DOCUMENT:
=-=-=-=-=
Certain people need to feed others.  My mother is one of these people.  She is a tiny woman, and I’m convinced she stays trim because she burns so many calories plying others with food that she herself refuses to eat.  We can’t be away from a family feast ten minutes before she is scurrying about, filling bowls with chips and dishing out chocolates.  She is a bit hurt when people decline her offers of additional food, as if our polite refusal of a last piece of fudge only minutes after gorging on a rich seven-course meal somehow negates the effusive compliments we paid her throughout the binge.  Watching people enjoy food is fulfilling.

Kurlansky understands this phenomenon and plays with it in Edible Stories.  In the opening story, “Red Sea Salt,” Robert is reprimanded for not eating and drinking at Elaine’s party.  Margaret becomes melancholy if Robert doesn’t want to dine out or appears unenthusiastic about food.  At the end of that story, a man waves him away “in a gesture of disgust, just as others had when he didn’t want to eat.”
=-=-=-=-=
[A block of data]

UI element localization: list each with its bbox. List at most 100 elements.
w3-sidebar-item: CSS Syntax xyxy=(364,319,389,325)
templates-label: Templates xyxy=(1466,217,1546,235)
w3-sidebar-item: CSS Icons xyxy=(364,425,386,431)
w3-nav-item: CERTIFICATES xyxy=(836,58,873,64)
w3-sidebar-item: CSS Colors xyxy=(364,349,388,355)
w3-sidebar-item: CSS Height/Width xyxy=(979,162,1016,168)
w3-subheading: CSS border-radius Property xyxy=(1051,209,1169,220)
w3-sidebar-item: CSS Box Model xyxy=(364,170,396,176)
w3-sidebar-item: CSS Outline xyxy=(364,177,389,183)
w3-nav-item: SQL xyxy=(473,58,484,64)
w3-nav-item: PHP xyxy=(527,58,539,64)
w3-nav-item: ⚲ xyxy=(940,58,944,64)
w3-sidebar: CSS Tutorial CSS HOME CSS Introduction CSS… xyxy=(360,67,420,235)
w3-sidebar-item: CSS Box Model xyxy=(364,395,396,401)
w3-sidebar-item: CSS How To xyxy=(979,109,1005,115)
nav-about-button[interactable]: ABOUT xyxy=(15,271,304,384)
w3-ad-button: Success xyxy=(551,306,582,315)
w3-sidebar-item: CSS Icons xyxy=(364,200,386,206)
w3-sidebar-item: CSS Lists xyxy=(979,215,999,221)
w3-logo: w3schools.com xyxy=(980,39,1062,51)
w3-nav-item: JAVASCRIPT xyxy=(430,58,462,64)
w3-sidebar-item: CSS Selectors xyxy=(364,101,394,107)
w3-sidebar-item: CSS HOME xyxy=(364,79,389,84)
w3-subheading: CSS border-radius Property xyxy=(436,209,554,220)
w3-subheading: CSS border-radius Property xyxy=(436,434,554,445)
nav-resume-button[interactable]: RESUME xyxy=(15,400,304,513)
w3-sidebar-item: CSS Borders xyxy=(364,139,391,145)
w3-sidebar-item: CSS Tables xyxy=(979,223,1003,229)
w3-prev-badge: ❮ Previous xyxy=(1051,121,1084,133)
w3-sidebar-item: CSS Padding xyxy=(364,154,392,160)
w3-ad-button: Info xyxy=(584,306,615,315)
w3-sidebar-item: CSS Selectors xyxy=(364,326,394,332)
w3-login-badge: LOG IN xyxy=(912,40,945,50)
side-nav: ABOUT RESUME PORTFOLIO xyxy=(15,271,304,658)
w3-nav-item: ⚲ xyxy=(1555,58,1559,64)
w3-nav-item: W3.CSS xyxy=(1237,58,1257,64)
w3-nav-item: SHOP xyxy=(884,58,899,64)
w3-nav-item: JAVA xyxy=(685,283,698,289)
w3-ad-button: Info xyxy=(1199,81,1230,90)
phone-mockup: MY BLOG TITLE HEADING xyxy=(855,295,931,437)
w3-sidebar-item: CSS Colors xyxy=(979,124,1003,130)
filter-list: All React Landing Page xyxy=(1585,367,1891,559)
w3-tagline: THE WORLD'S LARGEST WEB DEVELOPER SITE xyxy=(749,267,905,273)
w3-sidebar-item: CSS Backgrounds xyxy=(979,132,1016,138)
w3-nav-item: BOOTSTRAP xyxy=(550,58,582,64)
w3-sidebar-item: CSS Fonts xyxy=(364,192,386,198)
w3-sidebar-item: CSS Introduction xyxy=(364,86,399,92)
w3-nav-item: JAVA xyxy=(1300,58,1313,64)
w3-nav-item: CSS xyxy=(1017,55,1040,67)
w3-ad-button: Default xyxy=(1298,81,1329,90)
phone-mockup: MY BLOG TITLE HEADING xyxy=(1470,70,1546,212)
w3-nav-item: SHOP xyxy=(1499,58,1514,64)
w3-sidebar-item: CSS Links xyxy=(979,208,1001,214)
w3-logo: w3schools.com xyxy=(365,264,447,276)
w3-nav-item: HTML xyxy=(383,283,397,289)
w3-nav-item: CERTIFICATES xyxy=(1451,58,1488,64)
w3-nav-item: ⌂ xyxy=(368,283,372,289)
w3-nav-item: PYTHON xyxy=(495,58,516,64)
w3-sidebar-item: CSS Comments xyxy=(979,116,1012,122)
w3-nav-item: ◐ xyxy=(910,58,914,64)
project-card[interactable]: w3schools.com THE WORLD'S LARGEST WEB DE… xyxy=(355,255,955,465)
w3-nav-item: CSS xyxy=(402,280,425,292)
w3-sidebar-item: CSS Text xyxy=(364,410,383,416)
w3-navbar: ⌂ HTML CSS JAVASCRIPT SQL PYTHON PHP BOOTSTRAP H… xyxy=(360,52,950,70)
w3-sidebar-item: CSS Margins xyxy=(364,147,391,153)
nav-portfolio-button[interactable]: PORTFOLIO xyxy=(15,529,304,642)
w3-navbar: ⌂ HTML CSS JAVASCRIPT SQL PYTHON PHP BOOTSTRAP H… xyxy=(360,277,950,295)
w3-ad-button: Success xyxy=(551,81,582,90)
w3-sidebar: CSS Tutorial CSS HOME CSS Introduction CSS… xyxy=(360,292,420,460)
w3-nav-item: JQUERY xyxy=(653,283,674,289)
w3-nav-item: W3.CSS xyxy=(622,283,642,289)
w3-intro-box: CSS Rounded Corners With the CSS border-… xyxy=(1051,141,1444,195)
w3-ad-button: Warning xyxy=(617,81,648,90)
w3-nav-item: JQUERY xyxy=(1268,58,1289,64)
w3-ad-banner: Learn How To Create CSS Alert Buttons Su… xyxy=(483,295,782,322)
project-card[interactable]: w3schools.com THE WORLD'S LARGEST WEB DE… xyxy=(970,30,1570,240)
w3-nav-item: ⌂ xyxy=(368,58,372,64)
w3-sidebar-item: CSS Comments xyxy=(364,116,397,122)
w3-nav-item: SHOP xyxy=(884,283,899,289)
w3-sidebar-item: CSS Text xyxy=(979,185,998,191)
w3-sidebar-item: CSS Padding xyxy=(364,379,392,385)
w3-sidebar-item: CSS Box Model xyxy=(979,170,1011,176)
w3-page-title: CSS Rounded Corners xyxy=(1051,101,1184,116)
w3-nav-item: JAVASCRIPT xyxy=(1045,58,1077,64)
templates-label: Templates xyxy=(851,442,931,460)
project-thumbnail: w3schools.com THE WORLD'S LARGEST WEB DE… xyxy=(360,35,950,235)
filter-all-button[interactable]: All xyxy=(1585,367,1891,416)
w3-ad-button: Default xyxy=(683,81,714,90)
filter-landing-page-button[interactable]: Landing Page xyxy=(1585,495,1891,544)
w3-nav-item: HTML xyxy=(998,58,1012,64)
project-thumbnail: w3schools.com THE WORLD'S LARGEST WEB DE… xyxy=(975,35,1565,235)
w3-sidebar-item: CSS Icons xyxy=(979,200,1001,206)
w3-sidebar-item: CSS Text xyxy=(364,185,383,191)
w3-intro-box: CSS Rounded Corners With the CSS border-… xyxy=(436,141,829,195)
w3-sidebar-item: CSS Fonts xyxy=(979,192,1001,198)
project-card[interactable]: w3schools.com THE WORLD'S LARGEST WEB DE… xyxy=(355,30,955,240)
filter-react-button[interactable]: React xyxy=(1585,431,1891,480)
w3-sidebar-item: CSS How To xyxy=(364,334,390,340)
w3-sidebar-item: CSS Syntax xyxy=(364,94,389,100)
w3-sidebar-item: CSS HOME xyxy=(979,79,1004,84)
=-=-=-=-=
Repeat word for word the section of the review of Edible Stories above, from "Certain people need" to "food is fulfilling.".

Certain people need to feed others.  My mother is one of these people.  She is a tiny woman, and I’m convinced she stays trim because she burns so many calories plying others with food that she herself refuses to eat.  We can’t be away from a family feast ten minutes before she is scurrying about, filling bowls with chips and dishing out chocolates.  She is a bit hurt when people decline her offers of additional food, as if our polite refusal of a last piece of fudge only minutes after gorging on a rich seven-course meal somehow negates the effusive compliments we paid her throughout the binge.  Watching people enjoy food is fulfilling.